((

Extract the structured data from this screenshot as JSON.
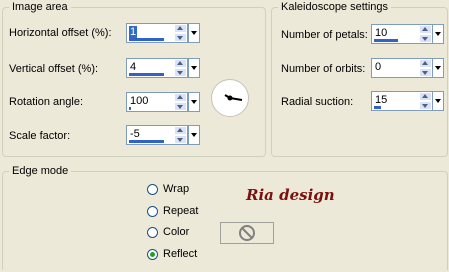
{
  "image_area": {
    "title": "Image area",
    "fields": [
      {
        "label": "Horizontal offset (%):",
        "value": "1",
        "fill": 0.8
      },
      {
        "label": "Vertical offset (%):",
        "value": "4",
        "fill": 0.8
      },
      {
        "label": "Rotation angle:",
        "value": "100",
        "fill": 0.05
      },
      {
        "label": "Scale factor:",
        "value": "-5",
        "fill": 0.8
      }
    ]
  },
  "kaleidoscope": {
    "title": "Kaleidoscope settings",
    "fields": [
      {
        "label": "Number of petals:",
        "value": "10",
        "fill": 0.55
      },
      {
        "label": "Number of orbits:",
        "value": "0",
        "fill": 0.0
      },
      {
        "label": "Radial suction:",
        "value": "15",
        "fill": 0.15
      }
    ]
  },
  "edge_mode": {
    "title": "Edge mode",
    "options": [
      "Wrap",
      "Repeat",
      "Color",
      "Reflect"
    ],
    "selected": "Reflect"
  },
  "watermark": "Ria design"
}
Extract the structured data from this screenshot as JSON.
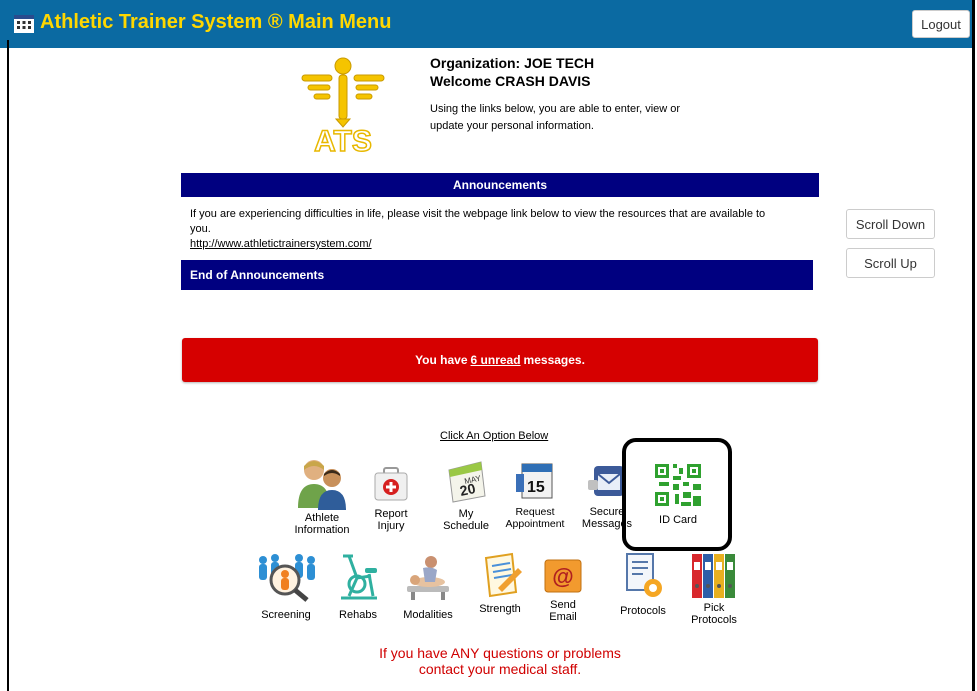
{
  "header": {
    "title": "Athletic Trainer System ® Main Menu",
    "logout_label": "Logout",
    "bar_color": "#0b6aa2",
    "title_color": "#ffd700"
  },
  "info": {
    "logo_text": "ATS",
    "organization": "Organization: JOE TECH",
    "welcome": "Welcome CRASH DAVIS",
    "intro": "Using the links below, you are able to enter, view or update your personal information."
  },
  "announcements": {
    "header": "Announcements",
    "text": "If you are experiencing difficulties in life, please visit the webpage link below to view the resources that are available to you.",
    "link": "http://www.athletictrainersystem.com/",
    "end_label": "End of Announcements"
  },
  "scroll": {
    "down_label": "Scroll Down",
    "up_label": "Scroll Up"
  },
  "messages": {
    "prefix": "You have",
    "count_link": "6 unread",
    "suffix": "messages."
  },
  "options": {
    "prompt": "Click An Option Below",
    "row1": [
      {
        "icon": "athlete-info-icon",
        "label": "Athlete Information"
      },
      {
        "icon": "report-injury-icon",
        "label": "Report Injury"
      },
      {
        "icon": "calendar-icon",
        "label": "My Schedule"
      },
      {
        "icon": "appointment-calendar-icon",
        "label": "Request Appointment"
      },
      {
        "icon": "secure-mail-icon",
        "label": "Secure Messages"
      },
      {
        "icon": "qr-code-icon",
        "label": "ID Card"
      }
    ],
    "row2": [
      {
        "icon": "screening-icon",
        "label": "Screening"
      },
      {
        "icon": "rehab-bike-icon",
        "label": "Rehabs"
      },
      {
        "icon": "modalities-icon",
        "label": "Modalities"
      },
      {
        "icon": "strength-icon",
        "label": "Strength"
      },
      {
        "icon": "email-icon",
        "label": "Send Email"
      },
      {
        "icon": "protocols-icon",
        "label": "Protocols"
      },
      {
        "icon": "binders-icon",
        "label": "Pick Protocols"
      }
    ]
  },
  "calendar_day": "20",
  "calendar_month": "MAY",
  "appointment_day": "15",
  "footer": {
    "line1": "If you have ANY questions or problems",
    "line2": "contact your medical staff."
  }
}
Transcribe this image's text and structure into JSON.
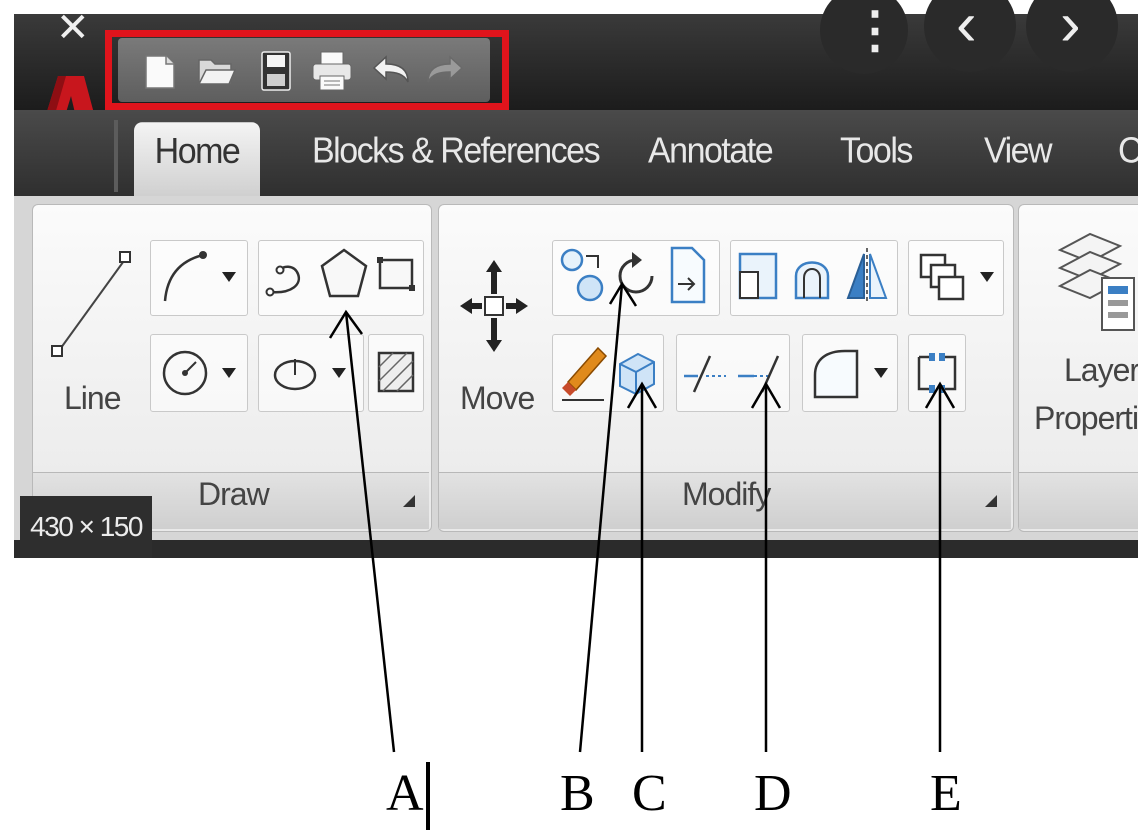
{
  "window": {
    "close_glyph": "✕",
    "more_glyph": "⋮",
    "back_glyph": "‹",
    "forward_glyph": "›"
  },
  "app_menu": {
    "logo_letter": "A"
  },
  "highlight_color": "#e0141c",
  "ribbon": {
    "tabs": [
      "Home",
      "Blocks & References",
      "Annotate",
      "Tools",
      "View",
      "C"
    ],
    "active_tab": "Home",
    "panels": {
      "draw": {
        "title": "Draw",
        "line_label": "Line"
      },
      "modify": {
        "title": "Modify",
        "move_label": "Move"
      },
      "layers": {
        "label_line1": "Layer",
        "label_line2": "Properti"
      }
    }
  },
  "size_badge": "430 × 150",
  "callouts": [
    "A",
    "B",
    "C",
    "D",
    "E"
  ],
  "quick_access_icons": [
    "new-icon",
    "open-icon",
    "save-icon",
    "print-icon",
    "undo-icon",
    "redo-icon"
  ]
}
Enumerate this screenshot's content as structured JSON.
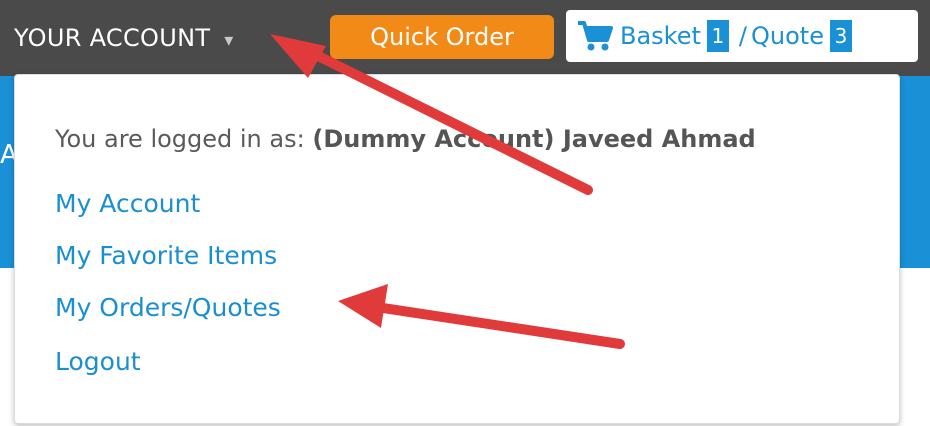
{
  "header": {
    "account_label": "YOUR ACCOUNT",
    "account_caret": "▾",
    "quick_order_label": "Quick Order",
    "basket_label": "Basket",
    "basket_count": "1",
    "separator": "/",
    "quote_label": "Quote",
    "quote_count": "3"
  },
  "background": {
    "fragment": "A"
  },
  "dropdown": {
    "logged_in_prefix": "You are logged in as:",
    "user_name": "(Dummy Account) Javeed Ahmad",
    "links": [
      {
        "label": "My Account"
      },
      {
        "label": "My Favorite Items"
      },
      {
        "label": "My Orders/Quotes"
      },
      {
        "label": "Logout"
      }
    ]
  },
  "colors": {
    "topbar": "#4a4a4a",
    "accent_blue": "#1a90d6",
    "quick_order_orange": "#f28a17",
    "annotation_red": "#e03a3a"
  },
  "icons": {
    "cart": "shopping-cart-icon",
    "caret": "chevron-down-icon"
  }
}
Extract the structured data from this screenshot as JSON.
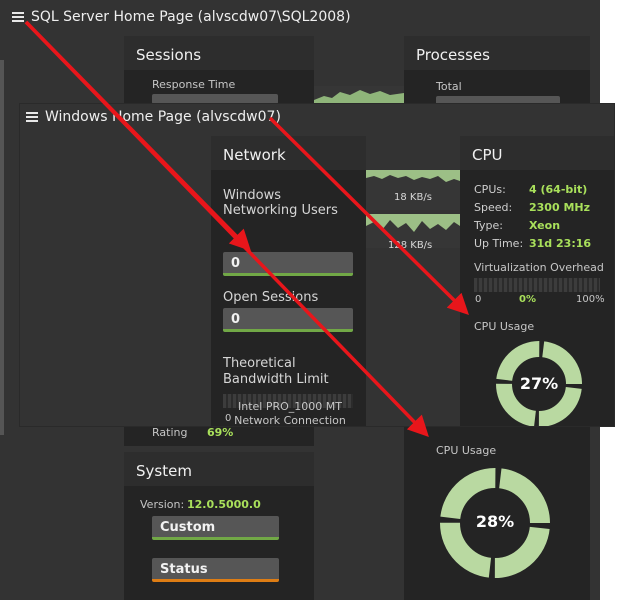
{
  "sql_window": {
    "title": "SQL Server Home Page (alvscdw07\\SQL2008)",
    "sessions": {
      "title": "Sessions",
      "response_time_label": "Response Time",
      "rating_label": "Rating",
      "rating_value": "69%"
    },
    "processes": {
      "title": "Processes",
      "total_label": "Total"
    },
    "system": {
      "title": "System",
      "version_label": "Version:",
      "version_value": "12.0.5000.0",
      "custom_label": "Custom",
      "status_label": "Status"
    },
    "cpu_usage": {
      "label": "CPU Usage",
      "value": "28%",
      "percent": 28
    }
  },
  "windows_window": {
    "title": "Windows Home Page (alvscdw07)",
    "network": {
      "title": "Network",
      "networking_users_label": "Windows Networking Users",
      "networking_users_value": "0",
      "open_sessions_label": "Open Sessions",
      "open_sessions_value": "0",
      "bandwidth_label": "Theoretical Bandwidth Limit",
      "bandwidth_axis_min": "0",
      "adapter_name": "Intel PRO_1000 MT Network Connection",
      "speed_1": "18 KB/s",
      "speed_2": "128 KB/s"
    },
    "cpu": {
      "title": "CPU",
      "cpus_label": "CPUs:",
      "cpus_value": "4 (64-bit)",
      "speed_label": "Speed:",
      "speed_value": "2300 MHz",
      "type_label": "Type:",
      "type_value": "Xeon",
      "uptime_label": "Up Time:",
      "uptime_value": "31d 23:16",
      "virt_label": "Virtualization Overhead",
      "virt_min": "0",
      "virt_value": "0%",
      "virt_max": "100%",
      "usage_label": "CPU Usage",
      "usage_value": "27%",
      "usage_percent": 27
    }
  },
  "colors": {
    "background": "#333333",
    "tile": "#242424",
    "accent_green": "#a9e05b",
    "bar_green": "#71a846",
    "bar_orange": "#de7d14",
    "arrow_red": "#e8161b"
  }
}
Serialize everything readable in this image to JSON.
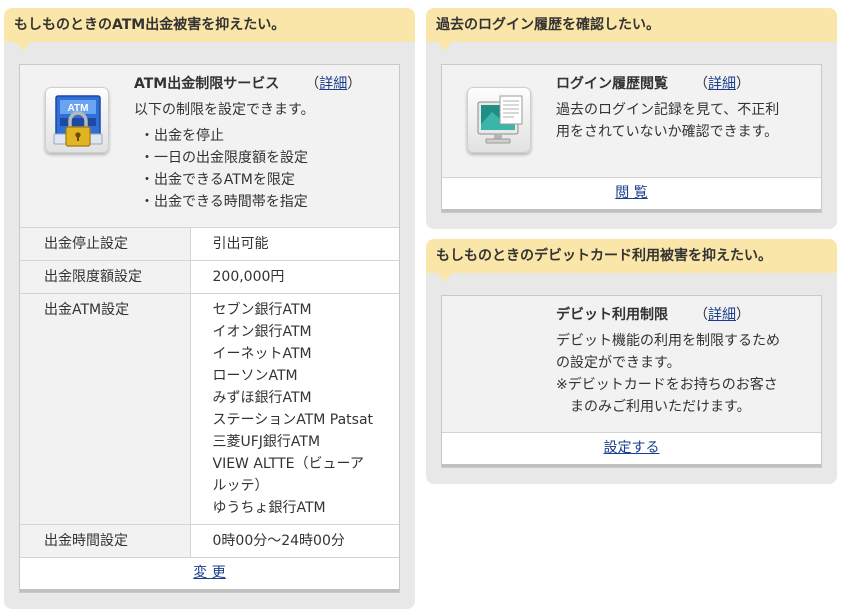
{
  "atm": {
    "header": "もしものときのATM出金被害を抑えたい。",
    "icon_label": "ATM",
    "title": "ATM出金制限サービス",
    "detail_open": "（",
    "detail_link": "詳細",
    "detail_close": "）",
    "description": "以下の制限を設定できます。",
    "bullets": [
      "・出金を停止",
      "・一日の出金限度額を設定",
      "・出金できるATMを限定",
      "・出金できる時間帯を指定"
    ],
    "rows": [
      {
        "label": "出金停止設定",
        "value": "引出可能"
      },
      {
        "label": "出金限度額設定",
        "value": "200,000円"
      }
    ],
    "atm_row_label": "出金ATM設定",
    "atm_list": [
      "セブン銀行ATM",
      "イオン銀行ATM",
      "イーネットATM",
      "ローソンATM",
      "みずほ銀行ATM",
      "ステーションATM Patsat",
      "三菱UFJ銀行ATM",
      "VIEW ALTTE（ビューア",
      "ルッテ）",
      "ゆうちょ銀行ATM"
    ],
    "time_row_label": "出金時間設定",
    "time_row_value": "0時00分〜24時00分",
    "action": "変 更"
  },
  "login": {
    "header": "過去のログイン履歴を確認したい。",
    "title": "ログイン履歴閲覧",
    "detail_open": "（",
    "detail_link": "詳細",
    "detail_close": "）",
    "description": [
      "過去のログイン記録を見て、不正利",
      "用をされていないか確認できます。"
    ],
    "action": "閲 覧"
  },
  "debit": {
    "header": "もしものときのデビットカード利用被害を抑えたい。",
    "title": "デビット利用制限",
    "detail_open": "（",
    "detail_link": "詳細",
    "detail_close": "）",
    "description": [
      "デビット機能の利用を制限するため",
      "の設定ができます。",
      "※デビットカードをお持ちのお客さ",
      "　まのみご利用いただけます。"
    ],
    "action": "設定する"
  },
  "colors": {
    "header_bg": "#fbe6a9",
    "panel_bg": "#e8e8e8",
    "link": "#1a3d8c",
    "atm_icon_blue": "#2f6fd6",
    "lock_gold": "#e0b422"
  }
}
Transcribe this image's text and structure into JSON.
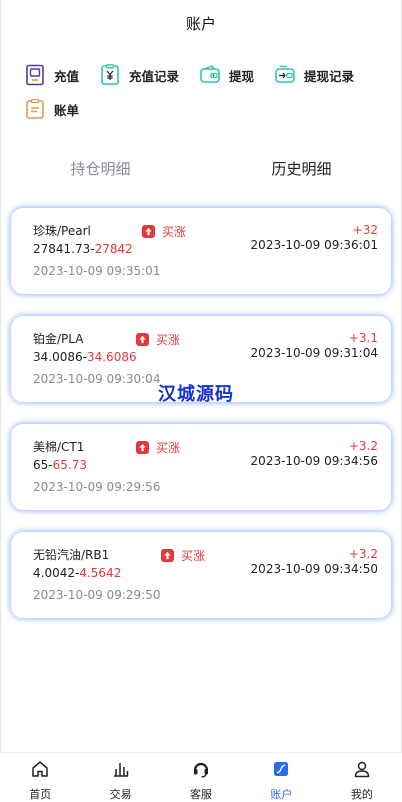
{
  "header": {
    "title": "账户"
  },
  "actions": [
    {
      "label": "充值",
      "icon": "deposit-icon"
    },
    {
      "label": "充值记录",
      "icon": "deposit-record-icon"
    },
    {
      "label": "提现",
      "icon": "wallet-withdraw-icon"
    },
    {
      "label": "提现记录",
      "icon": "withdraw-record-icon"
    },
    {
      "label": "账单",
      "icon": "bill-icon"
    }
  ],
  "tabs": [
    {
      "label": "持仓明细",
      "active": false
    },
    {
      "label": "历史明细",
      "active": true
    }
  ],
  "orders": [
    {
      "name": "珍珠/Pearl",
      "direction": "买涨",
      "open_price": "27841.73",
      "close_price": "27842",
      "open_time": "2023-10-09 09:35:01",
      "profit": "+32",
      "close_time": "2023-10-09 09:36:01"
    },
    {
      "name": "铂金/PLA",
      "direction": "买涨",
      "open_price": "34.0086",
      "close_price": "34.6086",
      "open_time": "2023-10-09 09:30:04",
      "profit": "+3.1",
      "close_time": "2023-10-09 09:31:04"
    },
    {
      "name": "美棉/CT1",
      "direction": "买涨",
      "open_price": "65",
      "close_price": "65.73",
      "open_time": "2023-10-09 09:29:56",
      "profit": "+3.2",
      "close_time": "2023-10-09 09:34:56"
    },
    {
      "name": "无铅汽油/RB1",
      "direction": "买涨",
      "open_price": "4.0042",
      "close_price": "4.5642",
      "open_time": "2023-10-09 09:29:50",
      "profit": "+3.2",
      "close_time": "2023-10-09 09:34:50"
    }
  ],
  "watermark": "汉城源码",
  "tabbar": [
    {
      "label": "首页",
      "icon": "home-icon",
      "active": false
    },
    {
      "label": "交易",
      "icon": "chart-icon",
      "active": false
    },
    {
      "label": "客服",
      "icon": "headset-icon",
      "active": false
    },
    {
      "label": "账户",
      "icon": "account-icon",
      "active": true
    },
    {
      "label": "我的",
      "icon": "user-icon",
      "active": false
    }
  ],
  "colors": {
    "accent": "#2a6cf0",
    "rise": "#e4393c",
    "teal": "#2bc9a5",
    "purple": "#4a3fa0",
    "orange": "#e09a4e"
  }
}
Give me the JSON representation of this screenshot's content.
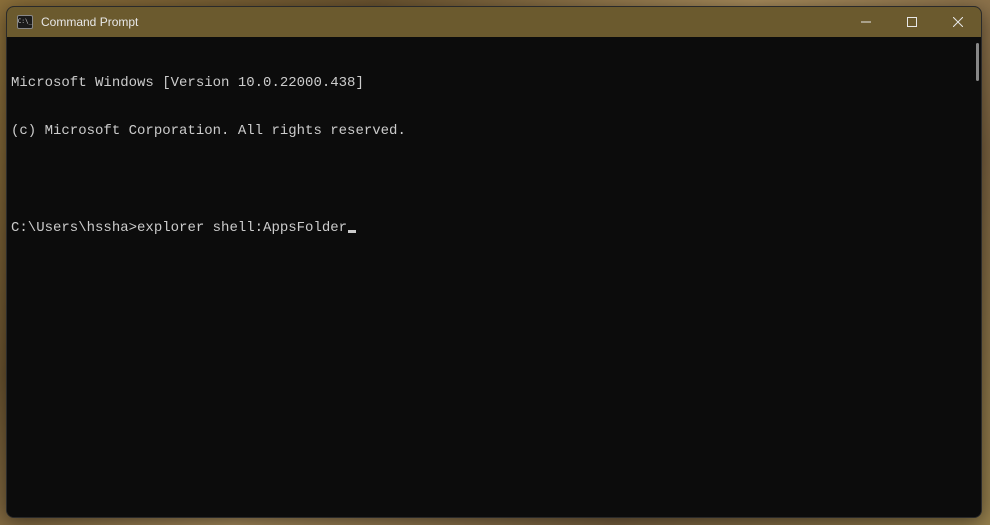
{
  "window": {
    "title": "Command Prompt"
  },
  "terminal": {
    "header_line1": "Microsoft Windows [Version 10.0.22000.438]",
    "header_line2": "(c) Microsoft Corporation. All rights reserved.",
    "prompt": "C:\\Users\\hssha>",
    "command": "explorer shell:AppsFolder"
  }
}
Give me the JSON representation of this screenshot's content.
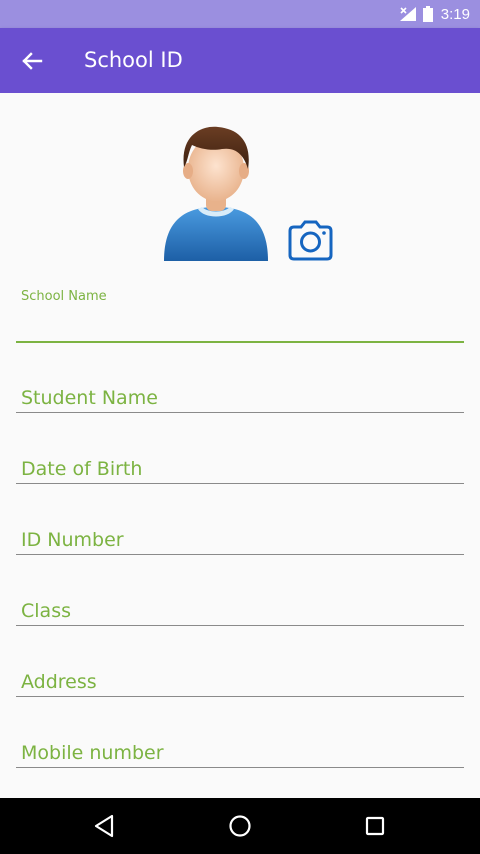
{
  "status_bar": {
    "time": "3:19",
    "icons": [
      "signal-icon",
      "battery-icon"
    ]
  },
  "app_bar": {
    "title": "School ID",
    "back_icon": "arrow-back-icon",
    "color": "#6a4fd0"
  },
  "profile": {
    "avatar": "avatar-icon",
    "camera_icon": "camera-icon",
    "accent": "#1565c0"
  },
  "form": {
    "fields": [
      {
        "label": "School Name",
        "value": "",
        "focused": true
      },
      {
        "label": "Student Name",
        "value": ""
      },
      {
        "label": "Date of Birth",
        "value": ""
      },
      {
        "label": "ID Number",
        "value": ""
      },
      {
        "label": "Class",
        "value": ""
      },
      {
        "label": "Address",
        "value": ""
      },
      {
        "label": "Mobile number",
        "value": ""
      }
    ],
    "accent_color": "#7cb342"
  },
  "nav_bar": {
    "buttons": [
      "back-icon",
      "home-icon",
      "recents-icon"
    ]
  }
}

))

• _DO THIS_
From the data above, copy each line that holds "have".

• _ANSWER TO THIS PROBLEM_
    "prefix": "You have",
    "line1": "If you have ANY questions or problems",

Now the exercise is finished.